◆ Short task: Keep every line where the word "text" appears; drop the rest.

◆ Records for this task:
________
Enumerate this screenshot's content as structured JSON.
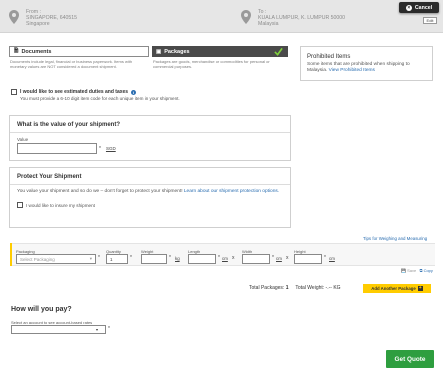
{
  "header": {
    "from": {
      "label": "From :",
      "city": "SINGAPORE, 640515",
      "country": "Singapore"
    },
    "to": {
      "label": "To :",
      "city": "KUALA LUMPUR, K. LUMPUR 50000",
      "country": "Malaysia"
    },
    "cancel_label": "Cancel",
    "edit_label": "Edit"
  },
  "shipment_types": {
    "documents": {
      "label": "Documents",
      "description": "Documents include legal, financial or business paperwork. Items with monetary values are NOT considered a document shipment."
    },
    "packages": {
      "label": "Packages",
      "description": "Packages are goods, merchandise or commodities for personal or commercial purposes.",
      "selected": true
    }
  },
  "prohibited": {
    "title": "Prohibited Items",
    "text": "Some items that are prohibited when shipping to Malaysia.",
    "link": "View Prohibited Items"
  },
  "duties": {
    "label": "I would like to see estimated duties and taxes",
    "info_icon": "i",
    "note": "You must provide a 6-10 digit item code for each unique item in your shipment."
  },
  "value_section": {
    "title": "What is the value of your shipment?",
    "field_label": "Value",
    "required_mark": "*",
    "currency": "SGD"
  },
  "protect_section": {
    "title": "Protect Your Shipment",
    "text": "You value your shipment and so do we – don't forget to protect your shipment!",
    "link": "Learn about our shipment protection options.",
    "insure_label": "I would like to insure my shipment"
  },
  "package_row": {
    "tips_link": "Tips for Weighing and Measuring",
    "packaging_label": "Packaging",
    "packaging_placeholder": "Select Packaging",
    "quantity_label": "Quantity",
    "quantity_value": "1",
    "weight_label": "Weight",
    "weight_unit": "kg",
    "length_label": "Length",
    "width_label": "Width",
    "height_label": "Height",
    "dim_unit": "cm",
    "required_mark": "*",
    "times": "x",
    "save_label": "Save",
    "copy_label": "Copy"
  },
  "totals": {
    "packages_label": "Total Packages:",
    "packages_value": "1",
    "weight_label": "Total Weight:",
    "weight_value": "-.-- KG",
    "add_package_label": "Add Another Package"
  },
  "payment": {
    "title": "How will you pay?",
    "select_label": "Select an account to see account-based rates",
    "required_mark": "*"
  },
  "get_quote_label": "Get Quote",
  "colors": {
    "accent_yellow": "#ffcc00",
    "quote_green": "#2e9e3f",
    "link_blue": "#2a6db0",
    "selected_tile": "#4a4a4a"
  }
}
________
◆ Solution below:
    "text": "Some items that are prohibited when shipping to Malaysia.",
    "text": "You value your shipment and so do we – don't forget to protect your shipment!",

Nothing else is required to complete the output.